Exercise
Scan the listing and work out how many lines contain the word "Dúirt". Nothing but the number should be given.

[Stored records]
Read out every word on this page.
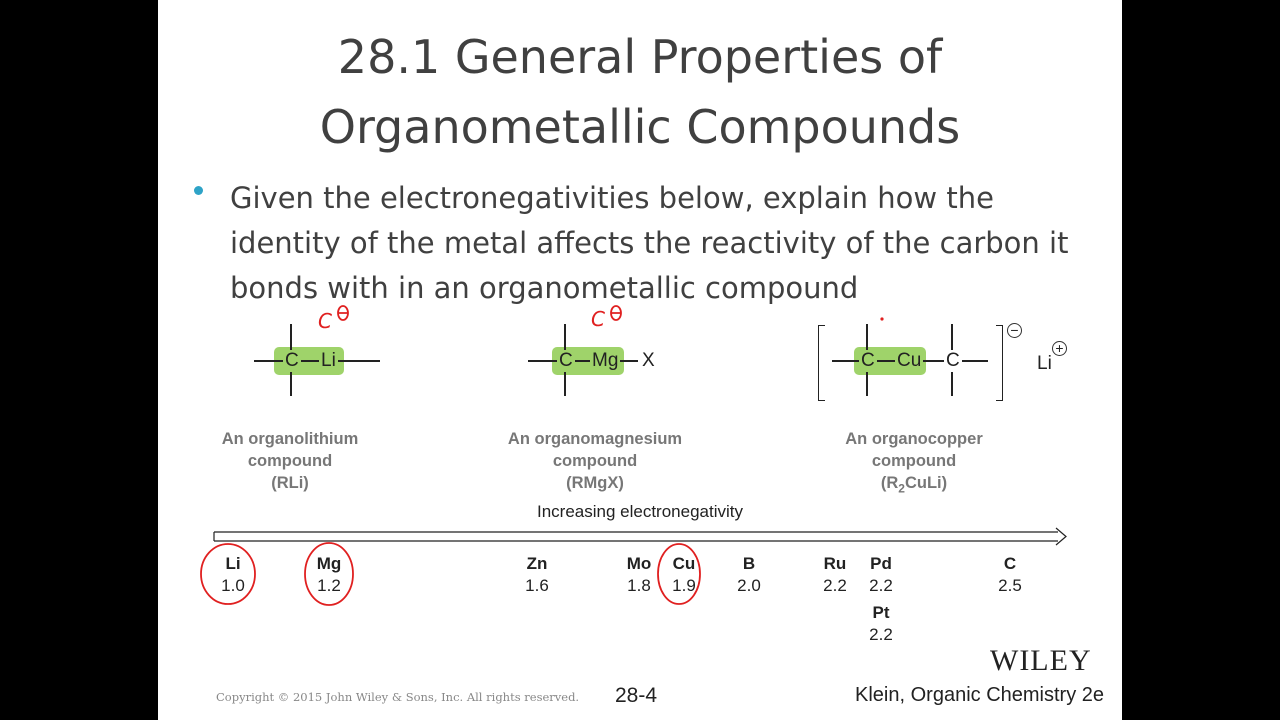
28.1 General Properties of
Organometallic Compounds
Given the electronegativities below, explain how the identity of the metal affects the reactivity of the carbon it bonds with in an organometallic compound
C Li
An organolithium
compound
(RLi)
C Mg X
An organomagnesium
compound
(RMgX)
C Cu C
−
Li
+
An organocopper
compound
$(R_2CuLi)$
Increasing electronegativity
Li
1.0
Mg
1.2
Zn
1.6
Mo
1.8
Cu
1.9
B
2.0
Ru
2.2
Pd
2.2
Pt
2.2
C
2.5
C	C
Copyright © 2015 John Wiley & Sons, Inc. All rights reserved. 28-4
WILEY
Klein, Organic Chemistry 2e
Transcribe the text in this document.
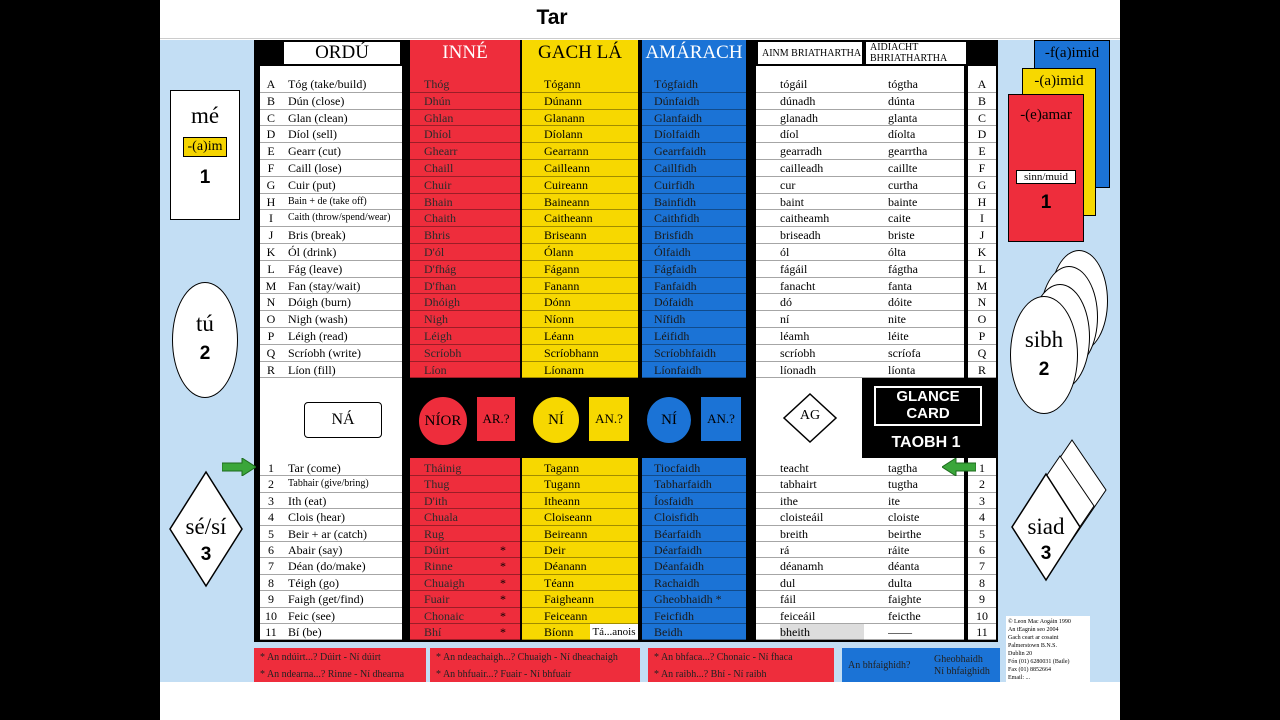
Tar
mé
-(a)im
1
tú
2
sé/sí
3
ORDÚ	INNÉ	GACH LÁ	AMÁRACH	AINM BRIATHARTHA AIDIACHT BHRIATHARTHA
A	Tóg (take/build)	Thóg	Tógann	Tógfaidh	tógáil	tógtha	A
B	Dún (close)	Dhún	Dúnann	Dúnfaidh	dúnadh	dúnta	B
C	Glan (clean)	Ghlan	Glanann	Glanfaidh	glanadh	glanta	C
D	Díol (sell)	Dhíol	Díolann	Díolfaidh	díol	díolta	D
E	Gearr (cut)	Ghearr	Gearrann	Gearrfaidh	gearradh	gearrtha	E
F	Caill (lose)	Chaill	Cailleann	Caillfidh	cailleadh	caillte	F
G	Cuir (put)	Chuir	Cuireann	Cuirfidh	cur	curtha	G
H	Bain + de (take off)	Bhain	Baineann	Bainfidh	baint	bainte	H
I	Caith (throw/spend/wear)	Chaith	Caitheann	Caithfidh	caitheamh	caite	I
J	Bris (break)	Bhris	Briseann	Brisfidh	briseadh	briste	J
K	Ól (drink)	D'ól	Ólann	Ólfaidh	ól	ólta	K
L	Fág (leave)	D'fhág	Fágann	Fágfaidh	fágáil	fágtha	L
M Fan (stay/wait)	D'fhan	Fanann	Fanfaidh	fanacht	fanta	M
N	Dóigh (burn)	Dhóigh	Dónn	Dófaidh	dó	dóite	N
O	Nigh (wash)	Nigh	Níonn	Nífidh	ní	nite	O
P	Léigh (read)	Léigh	Léann	Léifidh	léamh	léite	P
Q	Scríobh (write)	Scríobh	Scríobhann	Scríobhfaidh	scríobh	scríofa	Q
R	Líon (fill)	Líon	Líonann	Líonfaidh	líonadh	líonta	R
NÁ	NÍOR	AR.?	NÍ	AN.?	NÍ	AN.?	AG
GLANCE CARD
TAOBH 1
1	Tar (come)	Tháinig	Tagann	Tiocfaidh	teacht	tagtha	1
2	Tabhair (give/bring)	Thug	Tugann	Tabharfaidh	tabhairt	tugtha	2
3	Ith (eat)	D'ith	Itheann	Íosfaidh	ithe	ite	3
4	Clois (hear)	Chuala	Cloiseann	Cloisfidh	cloisteáil	cloiste	4
5	Beir + ar (catch)	Rug	Beireann	Béarfaidh	breith	beirthe	5
6	Abair (say)	Dúirt	*	Deir	Déarfaidh	rá	ráite	6
7	Déan (do/make)	Rinne	*	Déanann	Déanfaidh	déanamh	déanta	7
8	Téigh (go)	Chuaigh	*	Téann	Rachaidh	dul	dulta	8
9	Faigh (get/find)	Fuair	*	Faigheann	Gheobhaidh *	fáil	faighte	9
10 Feic (see)	Chonaic	*	Feiceann	Feicfidh	feiceáil	feicthe	10
11 Bí (be)	Bhí	*	Bíonn	Tá...anois Beidh	bheith	——	11
-f(a)imid
-(a)imid
-(e)amar
sinn/muid
1
sibh
2
siad
3
© Leon Mac Aogáin 1990
An tEagrán seo 2004
Gach ceart ar cosaint
Palmerstown B.N.S.
Dublin 20
Fón (01) 6280031 (Baile)
Fax (01) 8852664
Email: ...
* An ndúirt...? Dúirt - Ní dúirt
* An ndearna...? Rinne - Ní dhearna
* An ndeachaigh...? Chuaigh - Ní dheachaigh
* An bhfuair...? Fuair - Ní bhfuair
* An bhfaca...? Chonaic - Ní fhaca
* An raibh...? Bhí - Ní raibh
An bhfaighidh?
Gheobhaidh
Ní bhfaighidh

Complete response
2